● STATED EXERCISE: Repeat the listing exactly as given, omitting every image.

● SOURCE MATERIAL:
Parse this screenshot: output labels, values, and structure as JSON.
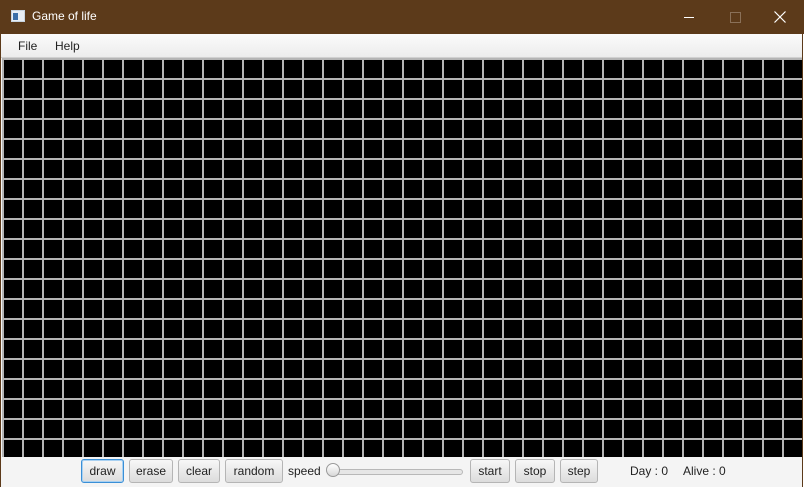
{
  "window": {
    "title": "Game of life",
    "icons": {
      "app": "app-window-icon",
      "minimize": "minimize-icon",
      "maximize": "maximize-icon",
      "close": "close-icon"
    }
  },
  "menu": {
    "file": "File",
    "help": "Help"
  },
  "grid": {
    "columns": 40,
    "rows": 20,
    "cell_color": "#000000",
    "line_color": "#b4b4b4"
  },
  "toolbar": {
    "draw": "draw",
    "erase": "erase",
    "clear": "clear",
    "random": "random",
    "speed_label": "speed",
    "speed_value": 0,
    "start": "start",
    "stop": "stop",
    "step": "step"
  },
  "status": {
    "day": "Day : 0",
    "alive": "Alive : 0"
  },
  "colors": {
    "titlebar": "#5c3a1a",
    "focus": "#3a8fd6"
  }
}
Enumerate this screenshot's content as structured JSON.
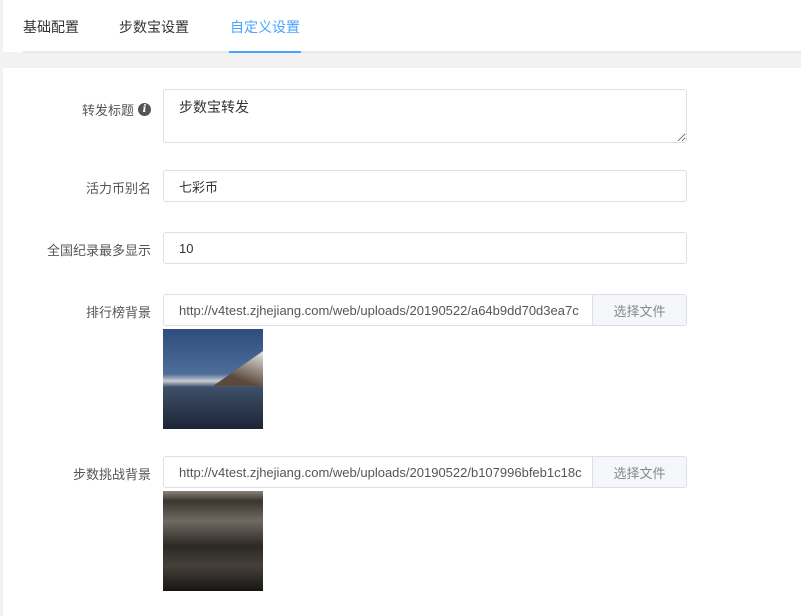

● WRITTEN RESPONSE:
Parse this screenshot: output labels, values, and structure as JSON.
{
  "window": {
    "title": "Game of life",
    "icons": {
      "app": "app-window-icon",
      "minimize": "minimize-icon",
      "maximize": "maximize-icon",
      "close": "close-icon"
    }
  },
  "menu": {
    "file": "File",
    "help": "Help"
  },
  "grid": {
    "columns": 40,
    "rows": 20,
    "cell_color": "#000000",
    "line_color": "#b4b4b4"
  },
  "toolbar": {
    "draw": "draw",
    "erase": "erase",
    "clear": "clear",
    "random": "random",
    "speed_label": "speed",
    "speed_value": 0,
    "start": "start",
    "stop": "stop",
    "step": "step"
  },
  "status": {
    "day": "Day : 0",
    "alive": "Alive : 0"
  },
  "colors": {
    "titlebar": "#5c3a1a",
    "focus": "#3a8fd6"
  }
}
Enumerate this screenshot's content as structured JSON.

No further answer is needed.